(Source data)
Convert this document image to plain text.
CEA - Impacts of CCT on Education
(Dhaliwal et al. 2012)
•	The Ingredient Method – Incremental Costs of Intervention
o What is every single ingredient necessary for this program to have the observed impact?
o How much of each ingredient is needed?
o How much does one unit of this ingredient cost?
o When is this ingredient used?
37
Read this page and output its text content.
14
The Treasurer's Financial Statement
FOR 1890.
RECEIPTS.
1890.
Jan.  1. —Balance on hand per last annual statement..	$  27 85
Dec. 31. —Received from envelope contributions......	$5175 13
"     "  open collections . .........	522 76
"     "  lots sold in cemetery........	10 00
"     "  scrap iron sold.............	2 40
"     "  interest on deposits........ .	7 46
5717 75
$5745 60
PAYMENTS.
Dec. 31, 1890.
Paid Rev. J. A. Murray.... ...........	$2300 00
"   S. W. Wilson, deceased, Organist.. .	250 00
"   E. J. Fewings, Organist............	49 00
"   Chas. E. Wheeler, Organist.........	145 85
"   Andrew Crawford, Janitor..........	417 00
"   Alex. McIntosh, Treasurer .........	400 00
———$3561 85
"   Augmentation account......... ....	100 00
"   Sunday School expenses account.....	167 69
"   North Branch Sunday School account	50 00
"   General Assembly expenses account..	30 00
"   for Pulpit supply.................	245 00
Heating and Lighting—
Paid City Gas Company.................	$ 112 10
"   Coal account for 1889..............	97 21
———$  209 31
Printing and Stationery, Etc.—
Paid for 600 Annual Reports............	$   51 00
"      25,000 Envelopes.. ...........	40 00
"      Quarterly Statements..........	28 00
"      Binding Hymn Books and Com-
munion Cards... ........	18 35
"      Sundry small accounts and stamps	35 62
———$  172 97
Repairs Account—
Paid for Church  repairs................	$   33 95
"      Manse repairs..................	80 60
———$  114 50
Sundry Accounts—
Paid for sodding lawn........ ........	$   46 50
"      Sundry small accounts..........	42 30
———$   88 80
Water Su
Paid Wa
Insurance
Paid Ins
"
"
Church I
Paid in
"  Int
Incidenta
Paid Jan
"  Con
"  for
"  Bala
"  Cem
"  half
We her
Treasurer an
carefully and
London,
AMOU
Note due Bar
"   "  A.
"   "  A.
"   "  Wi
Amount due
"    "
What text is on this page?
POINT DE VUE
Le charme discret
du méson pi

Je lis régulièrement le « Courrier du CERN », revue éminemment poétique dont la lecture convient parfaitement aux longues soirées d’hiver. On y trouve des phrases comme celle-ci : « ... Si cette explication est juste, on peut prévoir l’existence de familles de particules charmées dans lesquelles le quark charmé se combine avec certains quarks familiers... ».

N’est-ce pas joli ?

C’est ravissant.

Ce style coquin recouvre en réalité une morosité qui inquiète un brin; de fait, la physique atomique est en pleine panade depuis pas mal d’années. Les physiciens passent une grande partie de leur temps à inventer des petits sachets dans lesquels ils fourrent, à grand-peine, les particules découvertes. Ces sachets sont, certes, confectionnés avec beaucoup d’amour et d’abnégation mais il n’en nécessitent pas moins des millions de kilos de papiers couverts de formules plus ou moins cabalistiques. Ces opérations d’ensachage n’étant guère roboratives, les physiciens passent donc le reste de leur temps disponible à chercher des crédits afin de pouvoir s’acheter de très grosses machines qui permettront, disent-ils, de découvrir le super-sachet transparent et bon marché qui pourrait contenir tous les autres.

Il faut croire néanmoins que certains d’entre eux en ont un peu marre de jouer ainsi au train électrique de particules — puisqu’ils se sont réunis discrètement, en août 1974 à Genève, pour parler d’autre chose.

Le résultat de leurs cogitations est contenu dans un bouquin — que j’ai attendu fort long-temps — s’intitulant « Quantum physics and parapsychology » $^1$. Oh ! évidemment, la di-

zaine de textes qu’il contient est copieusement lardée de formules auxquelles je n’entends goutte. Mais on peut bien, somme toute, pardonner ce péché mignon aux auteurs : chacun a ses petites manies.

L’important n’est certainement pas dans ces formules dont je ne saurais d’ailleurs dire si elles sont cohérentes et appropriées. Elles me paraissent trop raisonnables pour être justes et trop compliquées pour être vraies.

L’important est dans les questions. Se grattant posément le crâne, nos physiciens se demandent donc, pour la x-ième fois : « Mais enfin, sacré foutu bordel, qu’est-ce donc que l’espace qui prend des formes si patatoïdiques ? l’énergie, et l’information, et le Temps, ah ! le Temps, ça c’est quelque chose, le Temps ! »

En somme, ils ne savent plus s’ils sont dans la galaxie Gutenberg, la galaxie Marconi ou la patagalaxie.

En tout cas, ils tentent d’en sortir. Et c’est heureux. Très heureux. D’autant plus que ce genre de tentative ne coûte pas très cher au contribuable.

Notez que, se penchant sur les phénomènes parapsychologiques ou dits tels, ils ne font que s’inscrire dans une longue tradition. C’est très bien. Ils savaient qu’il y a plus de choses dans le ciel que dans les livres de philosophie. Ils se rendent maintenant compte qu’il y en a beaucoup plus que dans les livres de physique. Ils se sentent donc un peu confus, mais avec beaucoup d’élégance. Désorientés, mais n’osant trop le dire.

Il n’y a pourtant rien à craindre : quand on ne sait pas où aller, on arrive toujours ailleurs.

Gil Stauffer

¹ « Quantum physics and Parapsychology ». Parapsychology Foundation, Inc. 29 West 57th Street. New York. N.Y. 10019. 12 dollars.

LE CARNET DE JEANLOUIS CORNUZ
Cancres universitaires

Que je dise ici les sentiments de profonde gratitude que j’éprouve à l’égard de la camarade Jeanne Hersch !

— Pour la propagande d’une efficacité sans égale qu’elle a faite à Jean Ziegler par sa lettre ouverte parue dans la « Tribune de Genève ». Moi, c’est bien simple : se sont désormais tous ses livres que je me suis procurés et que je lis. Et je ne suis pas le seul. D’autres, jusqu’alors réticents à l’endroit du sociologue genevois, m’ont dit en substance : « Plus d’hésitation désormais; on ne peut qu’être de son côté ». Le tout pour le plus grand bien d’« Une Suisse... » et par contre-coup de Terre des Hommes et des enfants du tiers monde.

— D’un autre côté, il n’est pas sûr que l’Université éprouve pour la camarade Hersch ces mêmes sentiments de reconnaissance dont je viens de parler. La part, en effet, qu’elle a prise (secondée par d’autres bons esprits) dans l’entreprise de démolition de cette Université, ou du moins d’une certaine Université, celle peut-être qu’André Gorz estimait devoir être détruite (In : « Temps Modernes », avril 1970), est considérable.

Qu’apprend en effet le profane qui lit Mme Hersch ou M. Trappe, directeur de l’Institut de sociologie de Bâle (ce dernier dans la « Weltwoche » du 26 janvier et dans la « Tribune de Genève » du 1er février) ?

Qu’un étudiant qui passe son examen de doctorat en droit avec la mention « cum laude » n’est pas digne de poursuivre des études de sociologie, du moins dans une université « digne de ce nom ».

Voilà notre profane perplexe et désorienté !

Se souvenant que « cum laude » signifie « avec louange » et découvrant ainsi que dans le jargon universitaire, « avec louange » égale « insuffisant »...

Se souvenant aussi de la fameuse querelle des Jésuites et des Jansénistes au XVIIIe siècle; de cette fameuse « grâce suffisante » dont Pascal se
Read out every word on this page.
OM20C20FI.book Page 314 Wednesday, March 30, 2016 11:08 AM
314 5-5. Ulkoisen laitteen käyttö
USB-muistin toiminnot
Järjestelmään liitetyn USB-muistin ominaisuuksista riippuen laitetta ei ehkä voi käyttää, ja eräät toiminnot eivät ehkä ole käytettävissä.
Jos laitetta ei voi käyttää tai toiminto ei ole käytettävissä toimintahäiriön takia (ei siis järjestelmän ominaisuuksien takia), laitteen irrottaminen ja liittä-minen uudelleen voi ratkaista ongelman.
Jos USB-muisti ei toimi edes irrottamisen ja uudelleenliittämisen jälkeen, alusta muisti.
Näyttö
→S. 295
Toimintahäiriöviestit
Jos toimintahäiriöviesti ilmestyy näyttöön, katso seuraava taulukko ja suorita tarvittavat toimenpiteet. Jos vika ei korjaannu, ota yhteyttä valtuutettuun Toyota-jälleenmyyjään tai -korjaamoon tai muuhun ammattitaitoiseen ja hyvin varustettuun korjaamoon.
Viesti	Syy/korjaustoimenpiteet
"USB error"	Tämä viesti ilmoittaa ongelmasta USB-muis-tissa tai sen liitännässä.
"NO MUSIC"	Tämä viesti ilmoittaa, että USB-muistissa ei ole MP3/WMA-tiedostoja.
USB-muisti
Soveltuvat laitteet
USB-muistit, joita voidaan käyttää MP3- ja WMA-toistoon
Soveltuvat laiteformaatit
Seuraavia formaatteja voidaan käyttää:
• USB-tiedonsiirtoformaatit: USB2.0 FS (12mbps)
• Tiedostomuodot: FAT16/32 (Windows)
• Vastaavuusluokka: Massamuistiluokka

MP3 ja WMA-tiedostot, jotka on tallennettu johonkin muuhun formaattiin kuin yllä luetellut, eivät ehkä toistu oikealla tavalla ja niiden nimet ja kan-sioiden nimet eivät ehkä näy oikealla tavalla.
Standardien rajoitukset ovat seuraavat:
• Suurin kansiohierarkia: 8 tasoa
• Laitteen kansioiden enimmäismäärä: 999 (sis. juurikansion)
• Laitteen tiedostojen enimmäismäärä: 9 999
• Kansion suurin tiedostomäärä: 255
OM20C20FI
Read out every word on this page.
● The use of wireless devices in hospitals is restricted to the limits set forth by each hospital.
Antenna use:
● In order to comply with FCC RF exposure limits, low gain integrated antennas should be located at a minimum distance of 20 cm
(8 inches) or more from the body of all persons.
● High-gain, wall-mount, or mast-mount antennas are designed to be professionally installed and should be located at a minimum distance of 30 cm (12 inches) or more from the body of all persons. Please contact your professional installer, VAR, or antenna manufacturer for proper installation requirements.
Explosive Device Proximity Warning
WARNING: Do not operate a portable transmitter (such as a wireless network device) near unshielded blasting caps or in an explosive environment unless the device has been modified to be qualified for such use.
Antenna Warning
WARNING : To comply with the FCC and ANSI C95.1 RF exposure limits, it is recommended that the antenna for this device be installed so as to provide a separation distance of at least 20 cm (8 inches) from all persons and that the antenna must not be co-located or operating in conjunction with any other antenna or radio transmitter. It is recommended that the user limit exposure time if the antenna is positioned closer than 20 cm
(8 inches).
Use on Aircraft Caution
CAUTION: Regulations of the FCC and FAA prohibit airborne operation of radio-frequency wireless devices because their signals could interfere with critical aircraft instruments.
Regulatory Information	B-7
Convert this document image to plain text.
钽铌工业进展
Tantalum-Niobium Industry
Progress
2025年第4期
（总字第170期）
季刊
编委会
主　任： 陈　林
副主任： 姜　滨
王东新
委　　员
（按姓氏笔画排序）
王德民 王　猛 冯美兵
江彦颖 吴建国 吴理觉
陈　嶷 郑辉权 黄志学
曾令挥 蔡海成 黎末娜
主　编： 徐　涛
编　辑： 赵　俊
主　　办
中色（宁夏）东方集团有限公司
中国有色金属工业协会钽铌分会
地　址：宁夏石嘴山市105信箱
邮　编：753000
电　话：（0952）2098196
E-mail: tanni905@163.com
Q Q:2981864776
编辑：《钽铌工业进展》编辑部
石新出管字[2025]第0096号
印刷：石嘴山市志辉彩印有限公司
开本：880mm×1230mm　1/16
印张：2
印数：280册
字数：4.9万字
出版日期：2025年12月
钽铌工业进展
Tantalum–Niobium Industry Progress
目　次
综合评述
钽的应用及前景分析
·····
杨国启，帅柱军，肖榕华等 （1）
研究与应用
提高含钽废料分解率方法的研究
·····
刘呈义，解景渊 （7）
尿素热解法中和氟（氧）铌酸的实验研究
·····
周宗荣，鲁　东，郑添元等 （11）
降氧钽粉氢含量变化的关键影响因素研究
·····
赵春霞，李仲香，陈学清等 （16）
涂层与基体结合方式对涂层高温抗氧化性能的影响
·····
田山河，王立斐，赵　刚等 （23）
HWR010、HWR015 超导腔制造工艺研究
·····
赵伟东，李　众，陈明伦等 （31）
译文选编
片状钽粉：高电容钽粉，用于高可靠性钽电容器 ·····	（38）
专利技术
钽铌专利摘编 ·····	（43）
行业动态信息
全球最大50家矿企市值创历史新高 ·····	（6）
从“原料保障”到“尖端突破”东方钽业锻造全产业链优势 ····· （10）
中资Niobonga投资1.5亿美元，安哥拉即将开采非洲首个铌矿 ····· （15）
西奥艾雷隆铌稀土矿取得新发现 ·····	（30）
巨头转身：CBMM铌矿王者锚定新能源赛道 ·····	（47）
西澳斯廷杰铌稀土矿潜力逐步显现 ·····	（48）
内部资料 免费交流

▸ **Set task**
Find the lines above that contain the word "Treasurer" and collect them.

▸ **Response to the exercise**
The Treasurer's Financial Statement
"   Alex. McIntosh, Treasurer .........	400 00
Treasurer an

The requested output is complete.